Au moment de conclure ces contes de notre folie ordinaire, le constat est accablant : contrairement à leur promesse, les OGM n’ont jusqu’ici pas prouvé qu’ils étaient le meilleur recours pour nourrir une population mondiale toujours croissante, pas plus qu’ils n’ont fait la preuve de leur innocuité sur la santé humaine et animale, alors que la plupart du bétail dans le monde entier est nourri avec des céréales venant d’Amérique du Sud, d’Argentine notamment. Plus alarmant encore, malgré les lois, aucun principe de précaution n’est respecté et, à ce jour, plus de la moitié du bétail français se nourrit avec des céréales OGM, en dépit de leur interdiction dans l’Hexagone. Quant à l’utilisation d’intrants chimiques pour les cultiver, elle n’a jamais cessé de croître. Depuis la fin de la Seconde Guerre mondiale, l’agriculture est conçue et structurée comme un débouché commercial pour l’industrie, notamment chimique, et comme une activité destinée à fournir de la « matière première » à l’industrie agroalimentaire. Tant que ce modèle ne sera pas remis en cause, les possibilités de changement seront extrêmement réduites.

Que reste-t-il à faire ? Avoir le courage de lutter, se mobiliser, encore et toujours. Depuis quelques années, des journées d’action contre les OGM et l’utilisation des pesticides se succèdent, qui s’inscrivent dans le cadre d’un mouvement mondial pour dénoncer les multinationales agrochimiques qui fabriquent ces produits nuisibles à la santé humaine. Là encore, seul l’acharnement citoyen parviendra à infléchir les politiques et permettra d’ouvrir une brèche, puis de l’agrandir.





(1) Un OGM est un organisme non humain dont le matériel génétique a été modifié d’une manière qui ne s’effectue pas naturellement, par multiplication et/ou par recombinaison naturelle. Parmi les techniques de conception des OGM, on distingue la transgénèse, qui est le fait d’intégrer un gène d’une plante donnée à une autre plante pour lui conférer une caractéristique recherchée (par exemple la caractéristique de produire un insecticide pour lutter contre un ravageur), et la mutagénèse, procédé qui modifie le matériel génétique par de nouvelles techniques (New plant breeding techniques ou NPBT). Les plantes issues de ces nouvelles techniques sont appelées « nouveaux OGM ».
(2) Corinne Lepage, ancienne ministre de l’Environnement, dénoncera une « organistion de la science » de la part des géants de l’agrochimie : les Monsanto Papers, en 2017, révélaient comment la puissante firme américaine avait fait paraître des articles coécrits par ses employés et signés par des scientifiques pour contrer les informations dénonçant la toxicité du glyphosate.

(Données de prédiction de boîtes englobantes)
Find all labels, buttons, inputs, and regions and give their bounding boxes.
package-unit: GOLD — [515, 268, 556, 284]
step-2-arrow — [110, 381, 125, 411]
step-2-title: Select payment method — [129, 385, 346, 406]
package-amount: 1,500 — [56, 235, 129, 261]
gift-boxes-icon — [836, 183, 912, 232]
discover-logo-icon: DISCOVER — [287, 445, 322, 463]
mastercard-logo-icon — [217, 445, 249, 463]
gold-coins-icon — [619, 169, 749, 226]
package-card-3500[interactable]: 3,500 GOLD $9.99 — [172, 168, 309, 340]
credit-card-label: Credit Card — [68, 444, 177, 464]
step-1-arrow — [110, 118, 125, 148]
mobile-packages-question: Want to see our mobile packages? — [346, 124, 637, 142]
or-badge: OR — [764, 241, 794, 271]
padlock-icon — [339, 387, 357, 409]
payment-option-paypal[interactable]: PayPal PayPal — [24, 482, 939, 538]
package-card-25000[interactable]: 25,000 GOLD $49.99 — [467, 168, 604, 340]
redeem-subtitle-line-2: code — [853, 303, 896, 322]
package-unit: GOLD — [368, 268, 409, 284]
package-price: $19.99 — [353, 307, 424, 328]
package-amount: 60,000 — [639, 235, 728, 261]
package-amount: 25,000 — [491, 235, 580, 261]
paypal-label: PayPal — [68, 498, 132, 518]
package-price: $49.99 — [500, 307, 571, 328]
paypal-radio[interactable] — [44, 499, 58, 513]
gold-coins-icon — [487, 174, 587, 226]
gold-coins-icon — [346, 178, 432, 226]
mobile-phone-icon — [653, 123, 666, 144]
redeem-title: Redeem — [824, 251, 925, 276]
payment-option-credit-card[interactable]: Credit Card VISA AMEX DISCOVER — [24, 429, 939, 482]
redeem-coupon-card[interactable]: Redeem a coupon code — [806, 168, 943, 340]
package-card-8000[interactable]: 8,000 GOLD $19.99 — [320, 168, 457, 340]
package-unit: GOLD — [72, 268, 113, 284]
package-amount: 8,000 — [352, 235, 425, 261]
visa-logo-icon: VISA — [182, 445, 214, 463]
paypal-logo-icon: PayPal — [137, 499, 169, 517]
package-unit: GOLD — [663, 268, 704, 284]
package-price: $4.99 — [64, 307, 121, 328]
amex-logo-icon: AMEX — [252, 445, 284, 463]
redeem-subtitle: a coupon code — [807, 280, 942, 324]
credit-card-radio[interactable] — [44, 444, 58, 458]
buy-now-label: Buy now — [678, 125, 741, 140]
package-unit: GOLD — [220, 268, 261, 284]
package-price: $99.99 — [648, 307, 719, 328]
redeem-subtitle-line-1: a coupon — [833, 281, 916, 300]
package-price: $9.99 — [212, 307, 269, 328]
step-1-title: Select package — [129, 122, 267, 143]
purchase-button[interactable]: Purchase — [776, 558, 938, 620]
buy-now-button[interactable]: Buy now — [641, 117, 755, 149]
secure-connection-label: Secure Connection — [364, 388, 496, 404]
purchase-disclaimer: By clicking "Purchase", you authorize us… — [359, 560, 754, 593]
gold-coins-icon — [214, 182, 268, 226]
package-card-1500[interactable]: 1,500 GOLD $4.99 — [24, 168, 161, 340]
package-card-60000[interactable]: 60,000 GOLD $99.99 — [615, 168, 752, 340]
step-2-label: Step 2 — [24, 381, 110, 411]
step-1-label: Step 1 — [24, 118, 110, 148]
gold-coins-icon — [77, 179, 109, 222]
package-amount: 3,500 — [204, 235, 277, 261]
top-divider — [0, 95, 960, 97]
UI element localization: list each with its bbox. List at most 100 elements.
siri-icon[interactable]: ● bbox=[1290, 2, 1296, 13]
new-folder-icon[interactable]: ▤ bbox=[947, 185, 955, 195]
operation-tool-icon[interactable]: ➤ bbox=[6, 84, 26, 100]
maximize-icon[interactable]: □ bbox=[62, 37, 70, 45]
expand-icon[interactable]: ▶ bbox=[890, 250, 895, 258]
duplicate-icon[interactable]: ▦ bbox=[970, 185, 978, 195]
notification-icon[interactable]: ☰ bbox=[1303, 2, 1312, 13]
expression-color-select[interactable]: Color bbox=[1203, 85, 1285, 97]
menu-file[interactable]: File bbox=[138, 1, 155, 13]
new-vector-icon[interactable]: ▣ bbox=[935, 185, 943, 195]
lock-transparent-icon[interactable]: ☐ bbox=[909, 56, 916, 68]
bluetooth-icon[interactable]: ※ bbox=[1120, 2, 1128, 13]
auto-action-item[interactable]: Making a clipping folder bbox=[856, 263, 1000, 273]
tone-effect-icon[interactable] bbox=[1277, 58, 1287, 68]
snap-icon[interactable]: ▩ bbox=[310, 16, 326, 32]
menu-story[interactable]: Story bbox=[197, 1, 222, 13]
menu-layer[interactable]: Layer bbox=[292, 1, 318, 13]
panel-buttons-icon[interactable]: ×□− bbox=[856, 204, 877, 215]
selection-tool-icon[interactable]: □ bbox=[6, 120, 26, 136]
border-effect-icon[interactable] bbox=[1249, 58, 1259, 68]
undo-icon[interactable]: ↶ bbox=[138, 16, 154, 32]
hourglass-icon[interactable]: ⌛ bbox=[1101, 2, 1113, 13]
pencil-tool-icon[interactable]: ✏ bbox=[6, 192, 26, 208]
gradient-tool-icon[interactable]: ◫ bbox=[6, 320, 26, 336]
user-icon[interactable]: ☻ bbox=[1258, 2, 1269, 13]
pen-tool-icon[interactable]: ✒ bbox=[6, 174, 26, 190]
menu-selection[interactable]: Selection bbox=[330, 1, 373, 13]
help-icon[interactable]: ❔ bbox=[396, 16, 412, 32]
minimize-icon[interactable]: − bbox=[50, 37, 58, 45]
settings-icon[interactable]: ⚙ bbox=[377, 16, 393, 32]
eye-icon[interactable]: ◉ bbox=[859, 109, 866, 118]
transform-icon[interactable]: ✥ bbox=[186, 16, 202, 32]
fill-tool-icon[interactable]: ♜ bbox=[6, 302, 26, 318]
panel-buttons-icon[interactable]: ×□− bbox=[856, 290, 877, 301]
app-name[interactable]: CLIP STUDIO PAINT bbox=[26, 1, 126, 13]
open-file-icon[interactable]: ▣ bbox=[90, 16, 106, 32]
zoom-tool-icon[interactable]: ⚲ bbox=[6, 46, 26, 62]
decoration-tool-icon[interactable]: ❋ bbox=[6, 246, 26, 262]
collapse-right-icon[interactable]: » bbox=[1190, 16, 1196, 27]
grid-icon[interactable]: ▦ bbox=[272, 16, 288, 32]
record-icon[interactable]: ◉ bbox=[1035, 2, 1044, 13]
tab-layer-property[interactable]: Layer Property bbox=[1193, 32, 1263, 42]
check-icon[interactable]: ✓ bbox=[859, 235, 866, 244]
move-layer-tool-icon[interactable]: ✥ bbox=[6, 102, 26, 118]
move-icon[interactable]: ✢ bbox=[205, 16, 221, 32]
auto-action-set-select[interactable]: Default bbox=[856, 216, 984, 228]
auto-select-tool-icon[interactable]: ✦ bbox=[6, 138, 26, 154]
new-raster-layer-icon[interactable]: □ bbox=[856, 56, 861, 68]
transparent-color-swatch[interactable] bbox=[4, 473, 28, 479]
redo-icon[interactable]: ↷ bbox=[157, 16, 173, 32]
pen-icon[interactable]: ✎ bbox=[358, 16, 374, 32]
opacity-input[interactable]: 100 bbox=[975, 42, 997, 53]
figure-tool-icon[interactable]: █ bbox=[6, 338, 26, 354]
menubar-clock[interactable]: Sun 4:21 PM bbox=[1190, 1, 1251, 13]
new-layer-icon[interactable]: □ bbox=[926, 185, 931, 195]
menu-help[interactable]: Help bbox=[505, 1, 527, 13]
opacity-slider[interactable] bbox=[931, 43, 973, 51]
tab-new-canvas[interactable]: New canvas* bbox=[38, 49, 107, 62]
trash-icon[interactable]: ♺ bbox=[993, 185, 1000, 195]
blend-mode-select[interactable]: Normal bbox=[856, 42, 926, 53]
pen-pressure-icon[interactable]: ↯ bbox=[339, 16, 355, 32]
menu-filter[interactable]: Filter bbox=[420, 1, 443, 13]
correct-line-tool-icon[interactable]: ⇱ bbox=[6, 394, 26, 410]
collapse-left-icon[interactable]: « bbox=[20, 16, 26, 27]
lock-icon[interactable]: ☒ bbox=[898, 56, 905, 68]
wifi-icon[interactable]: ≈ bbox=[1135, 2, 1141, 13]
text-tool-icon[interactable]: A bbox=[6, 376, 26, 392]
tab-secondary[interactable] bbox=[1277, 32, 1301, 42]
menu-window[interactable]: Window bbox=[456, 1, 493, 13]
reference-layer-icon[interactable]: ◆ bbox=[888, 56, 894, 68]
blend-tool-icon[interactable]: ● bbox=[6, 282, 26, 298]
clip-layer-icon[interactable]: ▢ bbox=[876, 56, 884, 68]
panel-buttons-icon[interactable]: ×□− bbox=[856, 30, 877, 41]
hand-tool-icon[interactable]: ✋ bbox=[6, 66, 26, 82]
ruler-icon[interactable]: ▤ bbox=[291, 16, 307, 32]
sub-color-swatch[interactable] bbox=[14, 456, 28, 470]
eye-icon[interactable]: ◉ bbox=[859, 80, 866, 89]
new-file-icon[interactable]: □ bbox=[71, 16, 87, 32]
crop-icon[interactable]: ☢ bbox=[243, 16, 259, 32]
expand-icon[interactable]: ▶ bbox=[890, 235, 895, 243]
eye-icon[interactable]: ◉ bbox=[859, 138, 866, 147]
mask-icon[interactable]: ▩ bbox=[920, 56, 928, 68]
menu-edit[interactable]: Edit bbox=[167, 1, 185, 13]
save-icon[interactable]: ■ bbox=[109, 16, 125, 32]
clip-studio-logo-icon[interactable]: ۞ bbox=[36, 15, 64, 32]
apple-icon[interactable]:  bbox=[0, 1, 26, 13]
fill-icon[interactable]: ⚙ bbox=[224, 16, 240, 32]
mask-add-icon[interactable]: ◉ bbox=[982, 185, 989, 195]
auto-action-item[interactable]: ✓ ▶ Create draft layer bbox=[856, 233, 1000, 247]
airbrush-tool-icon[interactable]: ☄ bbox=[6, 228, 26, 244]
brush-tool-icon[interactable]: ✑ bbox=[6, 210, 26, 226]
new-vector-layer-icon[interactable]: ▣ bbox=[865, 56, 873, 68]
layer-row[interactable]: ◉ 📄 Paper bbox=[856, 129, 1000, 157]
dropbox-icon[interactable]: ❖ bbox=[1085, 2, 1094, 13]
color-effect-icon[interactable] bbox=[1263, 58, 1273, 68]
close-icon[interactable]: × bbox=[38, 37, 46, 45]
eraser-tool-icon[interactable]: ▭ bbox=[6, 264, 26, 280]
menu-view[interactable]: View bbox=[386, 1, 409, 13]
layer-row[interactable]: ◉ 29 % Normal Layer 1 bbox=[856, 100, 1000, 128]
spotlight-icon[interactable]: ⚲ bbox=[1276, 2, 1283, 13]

• CONSIGNE:
Répondez à ces questions d'après le texte sur les OGM :
1. Quelle part du bétail français se nourrit avec des céréales OGM ?
2. Quel nom porte la technique qui consiste à intégrer un gène d'une plante donnée à une autre plante ?
3. En quelle année les Monsanto Papers ont-ils fait leurs révélations ?

• RÉSULTAT:
1. Plus de la moitié.
2. La transgénèse.
3. En 2017.